Records from a data source
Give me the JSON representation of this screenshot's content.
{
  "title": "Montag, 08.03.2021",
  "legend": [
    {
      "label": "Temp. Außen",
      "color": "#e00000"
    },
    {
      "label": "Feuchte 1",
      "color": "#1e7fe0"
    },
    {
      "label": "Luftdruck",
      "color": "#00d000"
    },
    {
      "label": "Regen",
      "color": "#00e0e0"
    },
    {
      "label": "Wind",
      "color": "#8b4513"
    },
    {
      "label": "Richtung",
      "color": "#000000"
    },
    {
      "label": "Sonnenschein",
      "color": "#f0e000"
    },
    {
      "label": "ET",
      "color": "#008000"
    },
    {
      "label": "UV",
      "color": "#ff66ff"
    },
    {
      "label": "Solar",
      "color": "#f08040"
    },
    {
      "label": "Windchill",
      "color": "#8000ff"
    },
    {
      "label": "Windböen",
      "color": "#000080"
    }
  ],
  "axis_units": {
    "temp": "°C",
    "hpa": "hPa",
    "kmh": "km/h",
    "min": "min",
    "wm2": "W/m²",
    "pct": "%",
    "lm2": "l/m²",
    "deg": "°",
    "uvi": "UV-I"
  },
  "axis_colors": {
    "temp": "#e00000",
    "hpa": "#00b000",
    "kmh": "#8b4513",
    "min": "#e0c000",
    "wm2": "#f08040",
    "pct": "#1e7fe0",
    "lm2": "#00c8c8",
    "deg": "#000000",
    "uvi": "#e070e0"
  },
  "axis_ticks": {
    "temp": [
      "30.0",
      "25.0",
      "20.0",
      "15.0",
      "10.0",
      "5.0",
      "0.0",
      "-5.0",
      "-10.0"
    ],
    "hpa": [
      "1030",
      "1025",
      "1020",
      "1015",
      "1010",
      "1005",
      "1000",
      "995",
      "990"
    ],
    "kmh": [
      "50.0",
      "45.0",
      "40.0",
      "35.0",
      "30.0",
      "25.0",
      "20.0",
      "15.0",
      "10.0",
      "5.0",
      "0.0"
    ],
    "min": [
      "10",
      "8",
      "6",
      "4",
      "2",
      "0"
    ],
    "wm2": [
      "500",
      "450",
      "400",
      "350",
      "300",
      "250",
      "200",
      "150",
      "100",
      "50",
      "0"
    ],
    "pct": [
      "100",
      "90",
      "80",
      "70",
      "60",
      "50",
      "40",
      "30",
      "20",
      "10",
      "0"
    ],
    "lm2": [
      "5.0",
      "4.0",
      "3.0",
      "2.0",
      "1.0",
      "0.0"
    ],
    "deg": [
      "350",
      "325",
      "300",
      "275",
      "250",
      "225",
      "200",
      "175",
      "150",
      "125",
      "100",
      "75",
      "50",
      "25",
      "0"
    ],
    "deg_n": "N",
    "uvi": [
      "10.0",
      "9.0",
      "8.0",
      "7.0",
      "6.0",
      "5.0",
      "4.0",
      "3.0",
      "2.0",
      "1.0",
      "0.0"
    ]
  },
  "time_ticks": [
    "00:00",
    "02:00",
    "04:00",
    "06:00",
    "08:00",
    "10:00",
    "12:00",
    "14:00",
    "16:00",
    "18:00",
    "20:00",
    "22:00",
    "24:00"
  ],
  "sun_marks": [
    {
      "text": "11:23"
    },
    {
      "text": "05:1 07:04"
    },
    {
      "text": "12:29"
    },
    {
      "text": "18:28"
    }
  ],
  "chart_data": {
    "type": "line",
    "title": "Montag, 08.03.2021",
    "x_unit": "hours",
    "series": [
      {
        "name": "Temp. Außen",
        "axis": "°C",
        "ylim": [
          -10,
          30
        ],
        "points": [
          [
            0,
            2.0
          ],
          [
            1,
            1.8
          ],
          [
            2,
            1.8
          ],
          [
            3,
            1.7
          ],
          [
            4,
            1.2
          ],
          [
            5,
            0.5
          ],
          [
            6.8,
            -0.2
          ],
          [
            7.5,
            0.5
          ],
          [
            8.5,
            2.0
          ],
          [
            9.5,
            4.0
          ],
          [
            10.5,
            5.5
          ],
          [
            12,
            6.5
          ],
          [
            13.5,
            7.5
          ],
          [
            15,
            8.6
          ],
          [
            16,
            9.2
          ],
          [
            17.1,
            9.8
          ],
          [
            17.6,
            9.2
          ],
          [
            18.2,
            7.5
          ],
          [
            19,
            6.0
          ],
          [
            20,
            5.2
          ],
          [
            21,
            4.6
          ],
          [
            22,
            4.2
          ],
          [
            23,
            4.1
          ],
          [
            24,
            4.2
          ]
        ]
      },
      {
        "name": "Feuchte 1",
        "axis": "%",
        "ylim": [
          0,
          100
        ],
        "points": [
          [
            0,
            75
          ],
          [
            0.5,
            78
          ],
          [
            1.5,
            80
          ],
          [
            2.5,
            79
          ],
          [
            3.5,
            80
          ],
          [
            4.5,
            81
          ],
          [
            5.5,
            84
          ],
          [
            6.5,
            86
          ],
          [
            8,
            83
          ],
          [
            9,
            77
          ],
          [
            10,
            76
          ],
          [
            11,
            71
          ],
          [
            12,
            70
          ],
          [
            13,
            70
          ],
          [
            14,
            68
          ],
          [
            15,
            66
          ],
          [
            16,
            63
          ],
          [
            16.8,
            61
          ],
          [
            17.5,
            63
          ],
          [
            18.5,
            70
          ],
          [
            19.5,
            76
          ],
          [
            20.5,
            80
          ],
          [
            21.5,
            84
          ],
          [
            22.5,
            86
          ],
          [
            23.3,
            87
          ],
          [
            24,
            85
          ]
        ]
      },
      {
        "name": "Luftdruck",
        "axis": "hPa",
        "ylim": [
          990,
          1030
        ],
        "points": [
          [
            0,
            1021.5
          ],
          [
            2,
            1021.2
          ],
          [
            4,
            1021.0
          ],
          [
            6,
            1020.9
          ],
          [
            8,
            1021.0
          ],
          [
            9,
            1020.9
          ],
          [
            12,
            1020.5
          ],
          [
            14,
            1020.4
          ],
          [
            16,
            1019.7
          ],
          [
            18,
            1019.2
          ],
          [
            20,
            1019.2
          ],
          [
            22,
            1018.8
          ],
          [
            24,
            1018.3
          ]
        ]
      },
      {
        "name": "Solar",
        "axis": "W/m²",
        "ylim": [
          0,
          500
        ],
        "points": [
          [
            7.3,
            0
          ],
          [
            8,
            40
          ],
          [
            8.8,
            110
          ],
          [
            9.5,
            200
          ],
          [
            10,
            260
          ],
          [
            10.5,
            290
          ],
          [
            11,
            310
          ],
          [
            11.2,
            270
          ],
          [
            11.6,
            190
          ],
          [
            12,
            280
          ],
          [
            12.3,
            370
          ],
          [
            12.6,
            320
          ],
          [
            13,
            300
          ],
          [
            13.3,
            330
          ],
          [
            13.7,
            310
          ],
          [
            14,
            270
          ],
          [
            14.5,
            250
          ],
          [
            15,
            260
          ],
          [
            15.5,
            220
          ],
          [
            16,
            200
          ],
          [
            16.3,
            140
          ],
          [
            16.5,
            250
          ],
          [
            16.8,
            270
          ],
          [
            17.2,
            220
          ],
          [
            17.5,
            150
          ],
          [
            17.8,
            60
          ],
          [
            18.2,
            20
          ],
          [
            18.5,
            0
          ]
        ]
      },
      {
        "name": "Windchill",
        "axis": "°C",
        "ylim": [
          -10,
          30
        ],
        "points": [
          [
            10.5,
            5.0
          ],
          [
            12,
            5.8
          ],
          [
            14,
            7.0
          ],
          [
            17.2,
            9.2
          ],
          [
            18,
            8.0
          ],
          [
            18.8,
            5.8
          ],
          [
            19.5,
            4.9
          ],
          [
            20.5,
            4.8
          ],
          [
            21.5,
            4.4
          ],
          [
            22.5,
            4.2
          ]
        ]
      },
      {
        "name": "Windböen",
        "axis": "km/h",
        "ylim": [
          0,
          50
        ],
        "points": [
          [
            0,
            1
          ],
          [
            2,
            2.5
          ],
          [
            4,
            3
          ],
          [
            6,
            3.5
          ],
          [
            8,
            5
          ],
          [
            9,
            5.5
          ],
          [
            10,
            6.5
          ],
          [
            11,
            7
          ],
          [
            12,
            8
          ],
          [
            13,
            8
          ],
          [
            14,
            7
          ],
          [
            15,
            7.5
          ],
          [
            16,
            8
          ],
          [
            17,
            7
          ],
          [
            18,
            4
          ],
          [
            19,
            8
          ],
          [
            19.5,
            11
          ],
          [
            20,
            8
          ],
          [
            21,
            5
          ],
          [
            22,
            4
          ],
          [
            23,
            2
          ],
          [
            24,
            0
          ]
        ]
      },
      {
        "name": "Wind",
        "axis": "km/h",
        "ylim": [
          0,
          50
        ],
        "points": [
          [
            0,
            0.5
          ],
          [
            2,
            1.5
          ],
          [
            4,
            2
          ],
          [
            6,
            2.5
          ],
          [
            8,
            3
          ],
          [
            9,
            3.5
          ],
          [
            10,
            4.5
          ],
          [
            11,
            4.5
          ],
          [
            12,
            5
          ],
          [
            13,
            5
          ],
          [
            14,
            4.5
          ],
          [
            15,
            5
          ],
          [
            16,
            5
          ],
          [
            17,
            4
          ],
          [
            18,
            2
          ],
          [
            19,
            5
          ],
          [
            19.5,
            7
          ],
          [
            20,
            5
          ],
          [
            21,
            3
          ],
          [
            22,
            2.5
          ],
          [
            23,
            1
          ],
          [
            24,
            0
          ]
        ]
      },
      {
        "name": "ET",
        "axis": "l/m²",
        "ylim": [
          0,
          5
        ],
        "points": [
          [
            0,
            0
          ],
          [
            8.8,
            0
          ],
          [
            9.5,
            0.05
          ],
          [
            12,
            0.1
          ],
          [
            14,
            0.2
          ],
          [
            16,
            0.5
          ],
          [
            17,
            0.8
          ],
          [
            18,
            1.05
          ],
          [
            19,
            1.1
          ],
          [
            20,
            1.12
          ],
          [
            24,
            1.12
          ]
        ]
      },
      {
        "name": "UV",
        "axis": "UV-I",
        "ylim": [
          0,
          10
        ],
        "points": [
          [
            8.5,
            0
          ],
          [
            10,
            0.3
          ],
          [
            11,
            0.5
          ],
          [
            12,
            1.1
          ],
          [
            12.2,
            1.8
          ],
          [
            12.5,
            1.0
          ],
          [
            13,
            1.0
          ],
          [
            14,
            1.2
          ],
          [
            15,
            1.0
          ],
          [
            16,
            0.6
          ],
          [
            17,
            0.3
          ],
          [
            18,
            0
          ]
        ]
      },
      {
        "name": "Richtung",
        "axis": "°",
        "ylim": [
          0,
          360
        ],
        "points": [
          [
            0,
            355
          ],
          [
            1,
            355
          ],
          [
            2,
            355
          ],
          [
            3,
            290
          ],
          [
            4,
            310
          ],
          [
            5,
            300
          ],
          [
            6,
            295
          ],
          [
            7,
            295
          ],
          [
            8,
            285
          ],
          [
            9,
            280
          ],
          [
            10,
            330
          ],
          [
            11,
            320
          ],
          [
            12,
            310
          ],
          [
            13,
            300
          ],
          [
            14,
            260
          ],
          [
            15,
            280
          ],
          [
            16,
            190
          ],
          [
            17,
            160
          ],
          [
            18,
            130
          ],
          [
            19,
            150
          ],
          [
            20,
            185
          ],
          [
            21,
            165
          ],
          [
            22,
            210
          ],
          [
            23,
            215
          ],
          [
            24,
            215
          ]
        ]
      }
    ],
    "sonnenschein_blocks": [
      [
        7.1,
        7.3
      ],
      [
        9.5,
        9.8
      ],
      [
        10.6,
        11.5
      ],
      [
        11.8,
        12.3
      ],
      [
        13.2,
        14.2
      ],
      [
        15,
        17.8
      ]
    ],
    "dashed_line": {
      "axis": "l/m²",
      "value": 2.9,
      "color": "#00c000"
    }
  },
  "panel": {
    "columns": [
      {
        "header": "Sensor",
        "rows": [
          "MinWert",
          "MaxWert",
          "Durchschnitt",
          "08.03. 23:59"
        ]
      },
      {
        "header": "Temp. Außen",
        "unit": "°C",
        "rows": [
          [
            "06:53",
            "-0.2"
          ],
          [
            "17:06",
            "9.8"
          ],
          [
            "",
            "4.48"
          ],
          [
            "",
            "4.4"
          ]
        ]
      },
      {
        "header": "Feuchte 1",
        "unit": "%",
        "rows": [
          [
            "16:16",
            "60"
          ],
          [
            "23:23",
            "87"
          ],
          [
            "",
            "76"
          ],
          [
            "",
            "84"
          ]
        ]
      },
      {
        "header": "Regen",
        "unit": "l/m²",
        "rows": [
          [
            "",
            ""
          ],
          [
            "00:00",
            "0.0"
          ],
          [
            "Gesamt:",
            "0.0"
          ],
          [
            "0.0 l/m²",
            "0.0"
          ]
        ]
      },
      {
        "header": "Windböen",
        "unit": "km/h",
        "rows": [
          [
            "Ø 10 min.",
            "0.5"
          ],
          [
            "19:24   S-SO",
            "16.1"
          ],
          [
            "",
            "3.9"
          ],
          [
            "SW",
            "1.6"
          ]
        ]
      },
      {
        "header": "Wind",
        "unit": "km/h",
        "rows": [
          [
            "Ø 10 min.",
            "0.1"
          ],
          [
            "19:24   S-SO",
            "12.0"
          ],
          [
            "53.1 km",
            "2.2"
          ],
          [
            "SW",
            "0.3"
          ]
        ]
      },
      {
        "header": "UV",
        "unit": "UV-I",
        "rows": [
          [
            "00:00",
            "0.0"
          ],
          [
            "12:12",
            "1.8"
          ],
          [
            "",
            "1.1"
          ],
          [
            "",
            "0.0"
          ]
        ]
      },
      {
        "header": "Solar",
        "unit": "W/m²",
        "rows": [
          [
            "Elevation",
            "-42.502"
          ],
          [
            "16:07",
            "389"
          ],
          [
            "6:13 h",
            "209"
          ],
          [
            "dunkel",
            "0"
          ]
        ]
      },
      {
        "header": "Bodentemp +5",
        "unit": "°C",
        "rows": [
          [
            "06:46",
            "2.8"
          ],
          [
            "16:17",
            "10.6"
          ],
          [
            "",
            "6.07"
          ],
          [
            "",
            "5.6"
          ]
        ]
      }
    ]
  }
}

Task directions -> Copy out all lines where the word "label" appears.

The result ->
      "label": "Temp. Außen",
      "label": "Feuchte 1",
      "label": "Luftdruck",
      "label": "Regen",
      "label": "Wind",
      "label": "Richtung",
      "label": "Sonnenschein",
      "label": "ET",
      "label": "UV",
      "label": "Solar",
      "label": "Windchill",
      "label": "Windböen",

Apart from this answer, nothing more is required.